◆ **INPUT**
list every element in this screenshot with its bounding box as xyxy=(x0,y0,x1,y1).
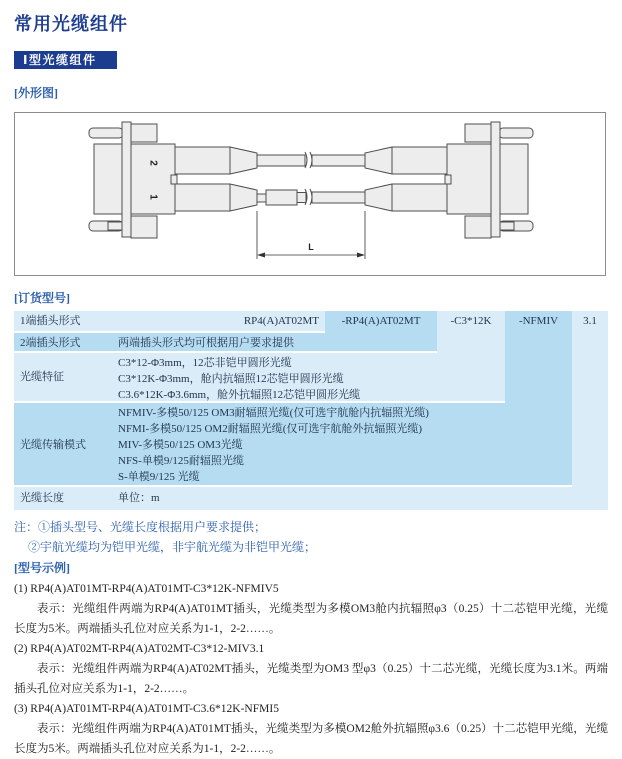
row4-line: MIV-多模50/125 OM3光缆 xyxy=(118,439,243,451)
row1-label: 1端插头形式 xyxy=(20,315,81,327)
row4-line: S-单模9/125 光缆 xyxy=(118,471,200,483)
outline-drawing-box xyxy=(14,112,606,276)
row3-line: C3*12-Φ3mm，12芯非铠甲圆形光缆 xyxy=(118,357,292,369)
example-code: (3) RP4(A)AT01MT-RP4(A)AT01MT-C3.6*12K-NFMI5 xyxy=(14,703,279,715)
row5-line: 单位：m xyxy=(118,492,160,504)
example-item xyxy=(14,579,608,639)
example-item xyxy=(14,699,608,759)
row4-line: NFMI-多模50/125 OM2耐辐照光缆(仅可选宇航舱外抗辐照光缆) xyxy=(118,423,423,435)
model-examples xyxy=(14,579,608,759)
row4-line: NFMIV-多模50/125 OM3耐辐照光缆(仅可选宇航舱内抗辐照光缆) xyxy=(118,407,429,419)
note-line-2: ②宇航光缆均为铠甲光缆，非宇航光缆为非铠甲光缆； xyxy=(28,540,317,554)
code-part-4: -NFMIV xyxy=(518,315,559,327)
row-band-5 xyxy=(14,487,572,510)
row3-line: C3.6*12K-Φ3.6mm，舱外抗辐照12芯铠甲圆形光缆 xyxy=(118,389,361,401)
section-header-bar: Ⅰ型光缆组件 xyxy=(14,51,117,69)
example-code: (1) RP4(A)AT01MT-RP4(A)AT01MT-C3*12K-NFMIV5 xyxy=(14,583,279,595)
code-part-5: 3.1 xyxy=(583,315,597,327)
pin-label-2: 2 xyxy=(147,160,159,166)
row5-label: 光缆长度 xyxy=(20,492,64,504)
row3-line: C3*12K-Φ3mm，舱内抗辐照12芯铠甲圆形光缆 xyxy=(118,373,344,385)
row2-label: 2端插头形式 xyxy=(20,337,81,349)
code-part-1: RP4(A)AT02MT xyxy=(243,315,319,327)
code-part-3: -C3*12K xyxy=(450,315,492,327)
row3-label: 光缆特征 xyxy=(20,371,64,383)
example-description: 表示：光缆组件两端为RP4(A)AT02MT插头，光缆类型为OM3 型φ3（0.25）十二芯光缆，光缆长度为3.1米。两端插头孔位对应关系为1-1，2-2……。 xyxy=(14,663,608,695)
right-connector xyxy=(365,122,533,238)
row4-label: 光缆传输模式 xyxy=(20,439,86,451)
example-code: (2) RP4(A)AT02MT-RP4(A)AT02MT-C3*12-MIV3.1 xyxy=(14,643,265,655)
code-column-5 xyxy=(572,311,608,510)
left-connector xyxy=(89,122,257,238)
code-column-4 xyxy=(505,311,572,485)
ordering-code-label: [订货型号] xyxy=(14,291,70,305)
example-description: 表示：光缆组件两端为RP4(A)AT01MT插头，光缆类型为多模OM2舱外抗辐照φ3.6（0.25）十二芯铠甲光缆，光缆长度为5米。两端插头孔位对应关系为1-1，2-2……。 xyxy=(14,723,608,755)
code-part-2: -RP4(A)AT02MT xyxy=(341,315,421,327)
row4-line: NFS-单模9/125耐辐照光缆 xyxy=(118,455,244,467)
row2-line: 两端插头形式均可根据用户要求提供 xyxy=(118,337,294,349)
dimension-label: L xyxy=(308,242,314,252)
ordering-code-table xyxy=(14,311,608,512)
example-description: 表示：光缆组件两端为RP4(A)AT01MT插头，光缆类型为多模OM3舱内抗辐照φ3（0.25）十二芯铠甲光缆，光缆长度为5米。两端插头孔位对应关系为1-1，2-2……。 xyxy=(14,603,608,635)
example-item xyxy=(14,639,608,699)
note-line-1: 注：①插头型号、光缆长度根据用户要求提供； xyxy=(14,520,267,534)
cable-assembly-drawing xyxy=(15,113,605,275)
page-title: 常用光缆组件 xyxy=(14,14,128,34)
outline-figure-label: [外形图] xyxy=(14,86,58,100)
model-examples-label: [型号示例] xyxy=(14,561,70,575)
pin-label-1: 1 xyxy=(147,194,159,200)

◆ **WHAT NEEDS TO BE DONE**
Reproduce every line of the listing above without any changes, but omit the picture.

◆ **TASK OUTPUT**
list every element in this screenshot with its bounding box as xyxy=(x0,y0,x1,y1).
row4-line: MIV-多模50/125 OM3光缆 xyxy=(118,439,243,451)
row1-label: 1端插头形式 xyxy=(20,315,81,327)
row4-line: S-单模9/125 光缆 xyxy=(118,471,200,483)
outline-drawing-box xyxy=(14,112,606,276)
row3-line: C3*12-Φ3mm，12芯非铠甲圆形光缆 xyxy=(118,357,292,369)
example-code: (3) RP4(A)AT01MT-RP4(A)AT01MT-C3.6*12K-NFMI5 xyxy=(14,703,279,715)
row5-line: 单位：m xyxy=(118,492,160,504)
example-item xyxy=(14,579,608,639)
example-item xyxy=(14,699,608,759)
row4-line: NFMI-多模50/125 OM2耐辐照光缆(仅可选宇航舱外抗辐照光缆) xyxy=(118,423,423,435)
model-examples xyxy=(14,579,608,759)
row4-line: NFMIV-多模50/125 OM3耐辐照光缆(仅可选宇航舱内抗辐照光缆) xyxy=(118,407,429,419)
note-line-2: ②宇航光缆均为铠甲光缆，非宇航光缆为非铠甲光缆； xyxy=(28,540,317,554)
code-part-4: -NFMIV xyxy=(518,315,559,327)
row-band-5 xyxy=(14,487,572,510)
row3-line: C3.6*12K-Φ3.6mm，舱外抗辐照12芯铠甲圆形光缆 xyxy=(118,389,361,401)
section-header-bar: Ⅰ型光缆组件 xyxy=(14,51,117,69)
example-code: (1) RP4(A)AT01MT-RP4(A)AT01MT-C3*12K-NFMIV5 xyxy=(14,583,279,595)
code-part-5: 3.1 xyxy=(583,315,597,327)
pin-label-2: 2 xyxy=(147,160,159,166)
row5-label: 光缆长度 xyxy=(20,492,64,504)
row3-line: C3*12K-Φ3mm，舱内抗辐照12芯铠甲圆形光缆 xyxy=(118,373,344,385)
row2-label: 2端插头形式 xyxy=(20,337,81,349)
code-part-1: RP4(A)AT02MT xyxy=(243,315,319,327)
code-part-3: -C3*12K xyxy=(450,315,492,327)
row3-label: 光缆特征 xyxy=(20,371,64,383)
example-description: 表示：光缆组件两端为RP4(A)AT02MT插头，光缆类型为OM3 型φ3（0.25）十二芯光缆，光缆长度为3.1米。两端插头孔位对应关系为1-1，2-2……。 xyxy=(14,663,608,695)
right-connector xyxy=(365,122,533,238)
row4-label: 光缆传输模式 xyxy=(20,439,86,451)
example-code: (2) RP4(A)AT02MT-RP4(A)AT02MT-C3*12-MIV3.1 xyxy=(14,643,265,655)
code-column-5 xyxy=(572,311,608,510)
left-connector xyxy=(89,122,257,238)
code-column-4 xyxy=(505,311,572,485)
ordering-code-label: [订货型号] xyxy=(14,291,70,305)
example-description: 表示：光缆组件两端为RP4(A)AT01MT插头，光缆类型为多模OM2舱外抗辐照φ3.6（0.25）十二芯铠甲光缆，光缆长度为5米。两端插头孔位对应关系为1-1，2-2……。 xyxy=(14,723,608,755)
code-part-2: -RP4(A)AT02MT xyxy=(341,315,421,327)
row4-line: NFS-单模9/125耐辐照光缆 xyxy=(118,455,244,467)
row2-line: 两端插头形式均可根据用户要求提供 xyxy=(118,337,294,349)
dimension-label: L xyxy=(308,242,314,252)
ordering-code-table xyxy=(14,311,608,512)
example-description: 表示：光缆组件两端为RP4(A)AT01MT插头，光缆类型为多模OM3舱内抗辐照φ3（0.25）十二芯铠甲光缆，光缆长度为5米。两端插头孔位对应关系为1-1，2-2……。 xyxy=(14,603,608,635)
example-item xyxy=(14,639,608,699)
note-line-1: 注：①插头型号、光缆长度根据用户要求提供； xyxy=(14,520,267,534)
cable-assembly-drawing xyxy=(15,113,605,275)
page-title: 常用光缆组件 xyxy=(14,14,128,34)
outline-figure-label: [外形图] xyxy=(14,86,58,100)
model-examples-label: [型号示例] xyxy=(14,561,70,575)
pin-label-1: 1 xyxy=(147,194,159,200)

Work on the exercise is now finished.